**Task directions**
Word for word, print every entry below.

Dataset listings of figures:
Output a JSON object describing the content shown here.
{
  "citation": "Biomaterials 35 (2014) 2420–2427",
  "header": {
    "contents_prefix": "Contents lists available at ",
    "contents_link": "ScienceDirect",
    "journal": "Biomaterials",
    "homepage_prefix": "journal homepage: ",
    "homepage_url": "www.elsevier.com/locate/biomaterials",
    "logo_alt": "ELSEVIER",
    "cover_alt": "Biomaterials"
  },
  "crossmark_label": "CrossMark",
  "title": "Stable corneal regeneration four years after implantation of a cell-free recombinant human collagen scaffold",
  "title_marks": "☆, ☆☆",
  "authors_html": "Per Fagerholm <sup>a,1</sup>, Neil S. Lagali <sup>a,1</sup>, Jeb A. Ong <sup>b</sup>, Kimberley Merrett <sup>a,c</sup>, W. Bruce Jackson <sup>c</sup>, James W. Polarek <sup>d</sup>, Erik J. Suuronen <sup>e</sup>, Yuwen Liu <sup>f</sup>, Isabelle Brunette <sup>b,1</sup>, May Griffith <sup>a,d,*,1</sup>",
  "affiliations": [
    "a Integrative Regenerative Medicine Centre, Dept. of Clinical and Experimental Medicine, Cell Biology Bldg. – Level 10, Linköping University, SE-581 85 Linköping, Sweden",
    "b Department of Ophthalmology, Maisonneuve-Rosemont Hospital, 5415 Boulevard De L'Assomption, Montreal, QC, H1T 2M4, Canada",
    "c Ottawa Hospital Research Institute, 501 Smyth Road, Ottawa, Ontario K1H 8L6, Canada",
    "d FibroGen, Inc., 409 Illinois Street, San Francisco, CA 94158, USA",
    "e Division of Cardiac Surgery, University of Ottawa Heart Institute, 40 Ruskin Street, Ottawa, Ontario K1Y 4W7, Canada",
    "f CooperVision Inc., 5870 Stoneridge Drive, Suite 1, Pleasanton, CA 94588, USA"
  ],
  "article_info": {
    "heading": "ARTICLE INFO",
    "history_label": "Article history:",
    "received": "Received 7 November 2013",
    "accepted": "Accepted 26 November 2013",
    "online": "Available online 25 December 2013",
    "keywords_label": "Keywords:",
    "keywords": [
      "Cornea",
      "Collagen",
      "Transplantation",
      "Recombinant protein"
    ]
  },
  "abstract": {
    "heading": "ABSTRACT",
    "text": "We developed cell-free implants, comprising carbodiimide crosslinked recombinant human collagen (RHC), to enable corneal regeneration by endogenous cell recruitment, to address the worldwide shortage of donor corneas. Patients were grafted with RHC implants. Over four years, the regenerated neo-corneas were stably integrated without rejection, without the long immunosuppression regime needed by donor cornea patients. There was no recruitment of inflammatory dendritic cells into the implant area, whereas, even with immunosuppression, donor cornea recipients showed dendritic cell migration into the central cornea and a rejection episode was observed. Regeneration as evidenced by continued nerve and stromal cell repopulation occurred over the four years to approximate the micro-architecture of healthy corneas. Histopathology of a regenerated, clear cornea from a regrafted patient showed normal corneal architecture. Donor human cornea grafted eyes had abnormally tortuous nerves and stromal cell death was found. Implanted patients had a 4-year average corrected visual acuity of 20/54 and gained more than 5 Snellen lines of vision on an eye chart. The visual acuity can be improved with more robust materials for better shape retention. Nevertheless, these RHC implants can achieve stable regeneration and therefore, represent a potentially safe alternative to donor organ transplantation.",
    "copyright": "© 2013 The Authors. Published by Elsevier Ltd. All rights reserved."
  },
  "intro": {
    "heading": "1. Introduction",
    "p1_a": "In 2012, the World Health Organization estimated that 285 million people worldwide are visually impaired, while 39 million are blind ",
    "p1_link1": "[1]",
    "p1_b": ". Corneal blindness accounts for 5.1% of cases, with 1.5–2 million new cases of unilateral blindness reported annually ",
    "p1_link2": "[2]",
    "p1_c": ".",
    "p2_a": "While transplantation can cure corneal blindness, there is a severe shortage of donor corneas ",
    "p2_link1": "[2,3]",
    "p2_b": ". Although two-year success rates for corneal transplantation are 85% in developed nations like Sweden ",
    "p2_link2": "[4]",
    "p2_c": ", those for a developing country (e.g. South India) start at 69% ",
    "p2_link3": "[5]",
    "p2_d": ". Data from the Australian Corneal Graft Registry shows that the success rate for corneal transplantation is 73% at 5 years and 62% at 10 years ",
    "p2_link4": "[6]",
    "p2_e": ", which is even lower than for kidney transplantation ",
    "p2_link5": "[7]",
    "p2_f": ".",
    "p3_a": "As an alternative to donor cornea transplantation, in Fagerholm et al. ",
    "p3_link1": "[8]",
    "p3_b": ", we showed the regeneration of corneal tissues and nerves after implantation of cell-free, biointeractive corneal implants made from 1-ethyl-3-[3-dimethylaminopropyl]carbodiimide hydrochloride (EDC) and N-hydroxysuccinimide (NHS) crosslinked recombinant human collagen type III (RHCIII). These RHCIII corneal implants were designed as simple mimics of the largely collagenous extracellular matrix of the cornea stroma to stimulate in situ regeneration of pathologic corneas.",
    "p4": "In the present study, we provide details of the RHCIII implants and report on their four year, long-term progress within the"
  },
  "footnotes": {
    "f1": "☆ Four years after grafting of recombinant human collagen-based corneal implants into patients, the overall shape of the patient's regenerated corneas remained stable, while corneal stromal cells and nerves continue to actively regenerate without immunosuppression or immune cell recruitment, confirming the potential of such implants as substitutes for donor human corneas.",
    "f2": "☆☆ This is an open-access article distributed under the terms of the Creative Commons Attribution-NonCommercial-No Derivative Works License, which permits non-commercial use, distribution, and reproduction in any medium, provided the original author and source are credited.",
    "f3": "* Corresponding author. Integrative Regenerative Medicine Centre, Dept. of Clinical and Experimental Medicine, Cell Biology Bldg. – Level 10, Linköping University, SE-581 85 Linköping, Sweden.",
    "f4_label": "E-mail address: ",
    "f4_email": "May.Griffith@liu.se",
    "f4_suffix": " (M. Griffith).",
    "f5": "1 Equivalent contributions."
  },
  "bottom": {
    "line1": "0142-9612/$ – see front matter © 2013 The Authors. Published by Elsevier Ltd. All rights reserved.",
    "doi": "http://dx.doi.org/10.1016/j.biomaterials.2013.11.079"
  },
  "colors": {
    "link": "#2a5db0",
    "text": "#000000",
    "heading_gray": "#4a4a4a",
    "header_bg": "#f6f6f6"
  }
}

**Result**
Output a JSON object describing the content shown here.
{
  "citation": "Biomaterials 35 (2014) 2420–2427",
  "header": {
    "contents_prefix": "Contents lists available at ",
    "contents_link": "ScienceDirect",
    "journal": "Biomaterials",
    "homepage_prefix": "journal homepage: ",
    "homepage_url": "www.elsevier.com/locate/biomaterials",
    "logo_alt": "ELSEVIER",
    "cover_alt": "Biomaterials"
  },
  "crossmark_label": "CrossMark",
  "title": "Stable corneal regeneration four years after implantation of a cell-free recombinant human collagen scaffold",
  "title_marks": "☆, ☆☆",
  "authors_html": "Per Fagerholm <sup>a,1</sup>, Neil S. Lagali <sup>a,1</sup>, Jeb A. Ong <sup>b</sup>, Kimberley Merrett <sup>a,c</sup>, W. Bruce Jackson <sup>c</sup>, James W. Polarek <sup>d</sup>, Erik J. Suuronen <sup>e</sup>, Yuwen Liu <sup>f</sup>, Isabelle Brunette <sup>b,1</sup>, May Griffith <sup>a,d,*,1</sup>",
  "affiliations": [
    "a Integrative Regenerative Medicine Centre, Dept. of Clinical and Experimental Medicine, Cell Biology Bldg. – Level 10, Linköping University, SE-581 85 Linköping, Sweden",
    "b Department of Ophthalmology, Maisonneuve-Rosemont Hospital, 5415 Boulevard De L'Assomption, Montreal, QC, H1T 2M4, Canada",
    "c Ottawa Hospital Research Institute, 501 Smyth Road, Ottawa, Ontario K1H 8L6, Canada",
    "d FibroGen, Inc., 409 Illinois Street, San Francisco, CA 94158, USA",
    "e Division of Cardiac Surgery, University of Ottawa Heart Institute, 40 Ruskin Street, Ottawa, Ontario K1Y 4W7, Canada",
    "f CooperVision Inc., 5870 Stoneridge Drive, Suite 1, Pleasanton, CA 94588, USA"
  ],
  "article_info": {
    "heading": "ARTICLE INFO",
    "history_label": "Article history:",
    "received": "Received 7 November 2013",
    "accepted": "Accepted 26 November 2013",
    "online": "Available online 25 December 2013",
    "keywords_label": "Keywords:",
    "keywords": [
      "Cornea",
      "Collagen",
      "Transplantation",
      "Recombinant protein"
    ]
  },
  "abstract": {
    "heading": "ABSTRACT",
    "text": "We developed cell-free implants, comprising carbodiimide crosslinked recombinant human collagen (RHC), to enable corneal regeneration by endogenous cell recruitment, to address the worldwide shortage of donor corneas. Patients were grafted with RHC implants. Over four years, the regenerated neo-corneas were stably integrated without rejection, without the long immunosuppression regime needed by donor cornea patients. There was no recruitment of inflammatory dendritic cells into the implant area, whereas, even with immunosuppression, donor cornea recipients showed dendritic cell migration into the central cornea and a rejection episode was observed. Regeneration as evidenced by continued nerve and stromal cell repopulation occurred over the four years to approximate the micro-architecture of healthy corneas. Histopathology of a regenerated, clear cornea from a regrafted patient showed normal corneal architecture. Donor human cornea grafted eyes had abnormally tortuous nerves and stromal cell death was found. Implanted patients had a 4-year average corrected visual acuity of 20/54 and gained more than 5 Snellen lines of vision on an eye chart. The visual acuity can be improved with more robust materials for better shape retention. Nevertheless, these RHC implants can achieve stable regeneration and therefore, represent a potentially safe alternative to donor organ transplantation.",
    "copyright": "© 2013 The Authors. Published by Elsevier Ltd. All rights reserved."
  },
  "intro": {
    "heading": "1. Introduction",
    "p1_a": "In 2012, the World Health Organization estimated that 285 million people worldwide are visually impaired, while 39 million are blind ",
    "p1_link1": "[1]",
    "p1_b": ". Corneal blindness accounts for 5.1% of cases, with 1.5–2 million new cases of unilateral blindness reported annually ",
    "p1_link2": "[2]",
    "p1_c": ".",
    "p2_a": "While transplantation can cure corneal blindness, there is a severe shortage of donor corneas ",
    "p2_link1": "[2,3]",
    "p2_b": ". Although two-year success rates for corneal transplantation are 85% in developed nations like Sweden ",
    "p2_link2": "[4]",
    "p2_c": ", those for a developing country (e.g. South India) start at 69% ",
    "p2_link3": "[5]",
    "p2_d": ". Data from the Australian Corneal Graft Registry shows that the success rate for corneal transplantation is 73% at 5 years and 62% at 10 years ",
    "p2_link4": "[6]",
    "p2_e": ", which is even lower than for kidney transplantation ",
    "p2_link5": "[7]",
    "p2_f": ".",
    "p3_a": "As an alternative to donor cornea transplantation, in Fagerholm et al. ",
    "p3_link1": "[8]",
    "p3_b": ", we showed the regeneration of corneal tissues and nerves after implantation of cell-free, biointeractive corneal implants made from 1-ethyl-3-[3-dimethylaminopropyl]carbodiimide hydrochloride (EDC) and N-hydroxysuccinimide (NHS) crosslinked recombinant human collagen type III (RHCIII). These RHCIII corneal implants were designed as simple mimics of the largely collagenous extracellular matrix of the cornea stroma to stimulate in situ regeneration of pathologic corneas.",
    "p4": "In the present study, we provide details of the RHCIII implants and report on their four year, long-term progress within the"
  },
  "footnotes": {
    "f1": "☆ Four years after grafting of recombinant human collagen-based corneal implants into patients, the overall shape of the patient's regenerated corneas remained stable, while corneal stromal cells and nerves continue to actively regenerate without immunosuppression or immune cell recruitment, confirming the potential of such implants as substitutes for donor human corneas.",
    "f2": "☆☆ This is an open-access article distributed under the terms of the Creative Commons Attribution-NonCommercial-No Derivative Works License, which permits non-commercial use, distribution, and reproduction in any medium, provided the original author and source are credited.",
    "f3": "* Corresponding author. Integrative Regenerative Medicine Centre, Dept. of Clinical and Experimental Medicine, Cell Biology Bldg. – Level 10, Linköping University, SE-581 85 Linköping, Sweden.",
    "f4_label": "E-mail address: ",
    "f4_email": "May.Griffith@liu.se",
    "f4_suffix": " (M. Griffith).",
    "f5": "1 Equivalent contributions."
  },
  "bottom": {
    "line1": "0142-9612/$ – see front matter © 2013 The Authors. Published by Elsevier Ltd. All rights reserved.",
    "doi": "http://dx.doi.org/10.1016/j.biomaterials.2013.11.079"
  },
  "colors": {
    "link": "#2a5db0",
    "text": "#000000",
    "heading_gray": "#4a4a4a",
    "header_bg": "#f6f6f6"
  }
}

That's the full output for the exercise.